- **Task requirements**
• 1. Condense the paragraph beginning "In 1865 he went to Savannah" in the biographical sketch of Pompey H. Butler into a short list that keeps its main facts.
• 2. Carry the biographical sketch of Pompey H. Butler forward from the point where it stops, keeping its formal tone.

- **Excerpt**

◆ ◆ ◆ ◆ ◆ ◆ ◆

DEACON POMPEY H. BUTLER

        was born in Whitehall, Bryan county, Georgia, December, 1841. In April, 1853, he was converted and united with the Macedonia Baptist Church into the full membership, of which he was baptized the following July by Rev. Mr. Fuller Harmon, who was a missionary preacher laboring in Whitehall and other portions of Bryan county.

        In 1865 he went to Savannah, where he placed himself under the watchcare of the First African Baptist Church, over which Rev. William J. Campbell was then presiding. One year later, in 1866, he drew his letter from the Macedonia church and became a full member of the First African Baptist Church.

        Here he won the respect and confidence of all, and was in due time promoted from the ranks of the laity to official standing. January 31st, 1869, he was chosen deacon, which position he held continuously fifteen years and one month, discharging his duties faithfully and acceptably.

        By the unanimous consent of the church he was licensed to preach September, 1885. Feeling the need of some preparation for his work, he went to the Atlanta Baptist Seminary, where he devoted some three year's to earnest study, and made decided progress.

◆ ◆ ◆ ◆ ◆ ◆ ◆

- **Collected material**
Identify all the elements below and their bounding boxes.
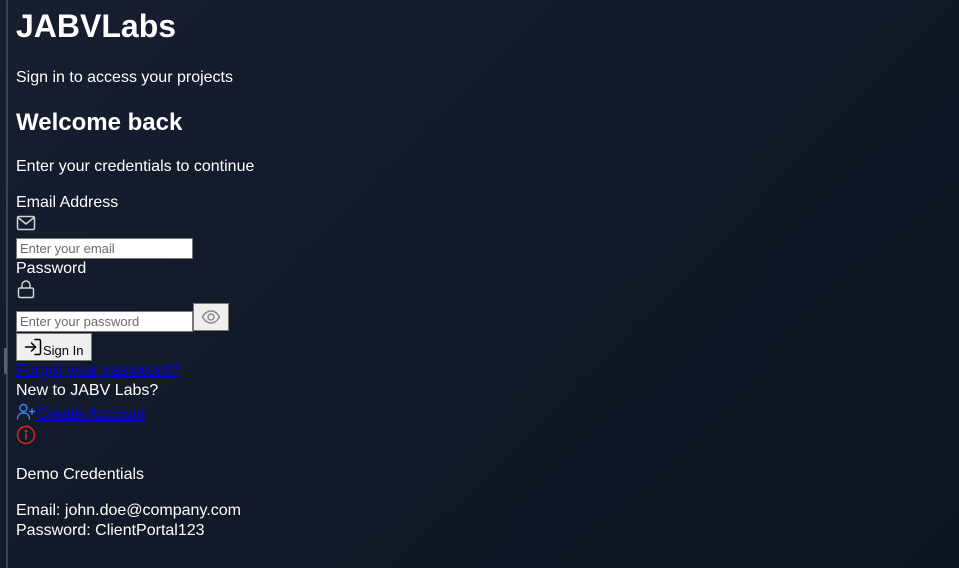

◆ ◆ ◆ ◆ ◆ ◆ ◆

- **Expected responses**
• 1.
- 1865: Moved to Savannah and came under the watchcare of the First African Baptist Church, then presided over by Rev. William J. Campbell.
- 1866: Drew his letter from the Macedonia church and became a full member of the First African Baptist Church.

• 2.
        Polite, affable, he makes a favorable impression, and wins friends wherever he goes. He was intimately associated with the pastor, by which he became very influential. He went with the pastor whenever and wherever he went on his vacation. He enjoyed the fullest confidence and the most tender love of the entire church. He was away with the pastor when the memorable trouble of 1877 begun. Hence, he was not concerned in it, but took sides with the deacons and pastor. This was most natural for him, under the circumstances, being with the pastor and being himself a deacon. He took an active part in the trouble and became one of the prominent characters in the prosecution. He stood by Rev. Campbell till his death. He, with Deacon Young, brought the church back from the Beach. He lost his office in the compromise, but was very soon licensed to preach the gospel. Mr. Butler stands spotless in this community. He possesses pleasing manners and is very friendly. If he is as successful as a preacher as he was a deacon, the church will have great need to be proud of him. Mr. Butler is widely and favorably known. The brethren love him.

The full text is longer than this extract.